Saved entries:
•••••

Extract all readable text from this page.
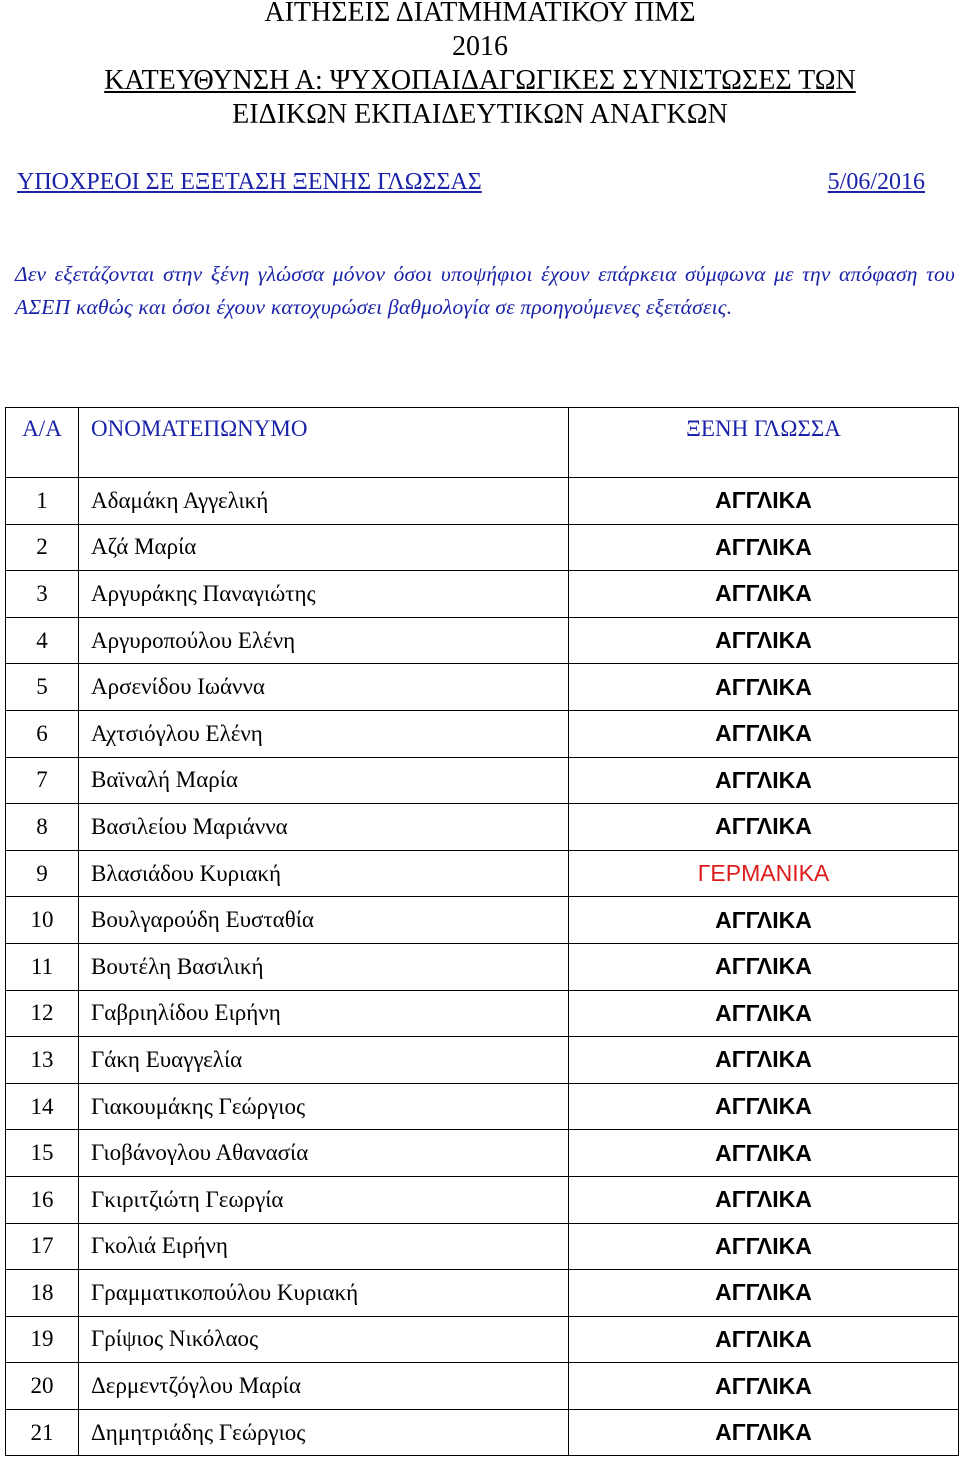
ΑΙΤΗΣΕΙΣ ΔΙΑΤΜΗΜΑΤΙΚΟΥ ΠΜΣ
2016
ΚΑΤΕΥΘΥΝΣΗ Α: ΨΥΧΟΠΑΙΔΑΓΩΓΙΚΕΣ ΣΥΝΙΣΤΩΣΕΣ ΤΩΝ
ΕΙΔΙΚΩΝ ΕΚΠΑΙΔΕΥΤΙΚΩΝ ΑΝΑΓΚΩΝ
ΥΠΟΧΡΕΟΙ ΣΕ ΕΞΕΤΑΣΗ ΞΕΝΗΣ ΓΛΩΣΣΑΣ	5/06/2016
Δεν εξετάζονται στην ξένη γλώσσα μόνον όσοι υποψήφιοι έχουν επάρκεια σύμφωνα με την απόφαση του ΑΣΕΠ καθώς και όσοι έχουν κατοχυρώσει βαθμολογία σε προηγούμενες εξετάσεις.
Α/Α	ΟΝΟΜΑΤΕΠΩΝΥΜΟ	ΞΕΝΗ ΓΛΩΣΣΑ
1	Αδαμάκη Αγγελική	ΑΓΓΛΙΚΑ
2	Αζά Μαρία	ΑΓΓΛΙΚΑ
3	Αργυράκης Παναγιώτης	ΑΓΓΛΙΚΑ
4	Αργυροπούλου Ελένη	ΑΓΓΛΙΚΑ
5	Αρσενίδου Ιωάννα	ΑΓΓΛΙΚΑ
6	Αχτσιόγλου Ελένη	ΑΓΓΛΙΚΑ
7	Βαϊναλή Μαρία	ΑΓΓΛΙΚΑ
8	Βασιλείου Μαριάννα	ΑΓΓΛΙΚΑ
9	Βλασιάδου Κυριακή	ΓΕΡΜΑΝΙΚΑ
10	Βουλγαρούδη Ευσταθία	ΑΓΓΛΙΚΑ
11	Βουτέλη Βασιλική	ΑΓΓΛΙΚΑ
12	Γαβριηλίδου Ειρήνη	ΑΓΓΛΙΚΑ
13	Γάκη Ευαγγελία	ΑΓΓΛΙΚΑ
14	Γιακουμάκης Γεώργιος	ΑΓΓΛΙΚΑ
15	Γιοβάνογλου Αθανασία	ΑΓΓΛΙΚΑ
16	Γκιριτζιώτη Γεωργία	ΑΓΓΛΙΚΑ
17	Γκολιά Ειρήνη	ΑΓΓΛΙΚΑ
18	Γραμματικοπούλου Κυριακή	ΑΓΓΛΙΚΑ
19	Γρίψιος Νικόλαος	ΑΓΓΛΙΚΑ
20	Δερμεντζόγλου Μαρία	ΑΓΓΛΙΚΑ
21	Δημητριάδης Γεώργιος	ΑΓΓΛΙΚΑ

•••••

- _STATED TASK_: From the listing, extract all text exactly as given and drop any picture.

- _RESULT OF THE EXERCISE_:
Extract all readable text from this page.
ΑΙΤΗΣΕΙΣ ΔΙΑΤΜΗΜΑΤΙΚΟΥ ΠΜΣ
2016
ΚΑΤΕΥΘΥΝΣΗ Α: ΨΥΧΟΠΑΙΔΑΓΩΓΙΚΕΣ ΣΥΝΙΣΤΩΣΕΣ ΤΩΝ
ΕΙΔΙΚΩΝ ΕΚΠΑΙΔΕΥΤΙΚΩΝ ΑΝΑΓΚΩΝ
ΥΠΟΧΡΕΟΙ ΣΕ ΕΞΕΤΑΣΗ ΞΕΝΗΣ ΓΛΩΣΣΑΣ	5/06/2016
Δεν εξετάζονται στην ξένη γλώσσα μόνον όσοι υποψήφιοι έχουν επάρκεια σύμφωνα με την απόφαση του ΑΣΕΠ καθώς και όσοι έχουν κατοχυρώσει βαθμολογία σε προηγούμενες εξετάσεις.
Α/Α	ΟΝΟΜΑΤΕΠΩΝΥΜΟ	ΞΕΝΗ ΓΛΩΣΣΑ
1	Αδαμάκη Αγγελική	ΑΓΓΛΙΚΑ
2	Αζά Μαρία	ΑΓΓΛΙΚΑ
3	Αργυράκης Παναγιώτης	ΑΓΓΛΙΚΑ
4	Αργυροπούλου Ελένη	ΑΓΓΛΙΚΑ
5	Αρσενίδου Ιωάννα	ΑΓΓΛΙΚΑ
6	Αχτσιόγλου Ελένη	ΑΓΓΛΙΚΑ
7	Βαϊναλή Μαρία	ΑΓΓΛΙΚΑ
8	Βασιλείου Μαριάννα	ΑΓΓΛΙΚΑ
9	Βλασιάδου Κυριακή	ΓΕΡΜΑΝΙΚΑ
10	Βουλγαρούδη Ευσταθία	ΑΓΓΛΙΚΑ
11	Βουτέλη Βασιλική	ΑΓΓΛΙΚΑ
12	Γαβριηλίδου Ειρήνη	ΑΓΓΛΙΚΑ
13	Γάκη Ευαγγελία	ΑΓΓΛΙΚΑ
14	Γιακουμάκης Γεώργιος	ΑΓΓΛΙΚΑ
15	Γιοβάνογλου Αθανασία	ΑΓΓΛΙΚΑ
16	Γκιριτζιώτη Γεωργία	ΑΓΓΛΙΚΑ
17	Γκολιά Ειρήνη	ΑΓΓΛΙΚΑ
18	Γραμματικοπούλου Κυριακή	ΑΓΓΛΙΚΑ
19	Γρίψιος Νικόλαος	ΑΓΓΛΙΚΑ
20	Δερμεντζόγλου Μαρία	ΑΓΓΛΙΚΑ
21	Δημητριάδης Γεώργιος	ΑΓΓΛΙΚΑ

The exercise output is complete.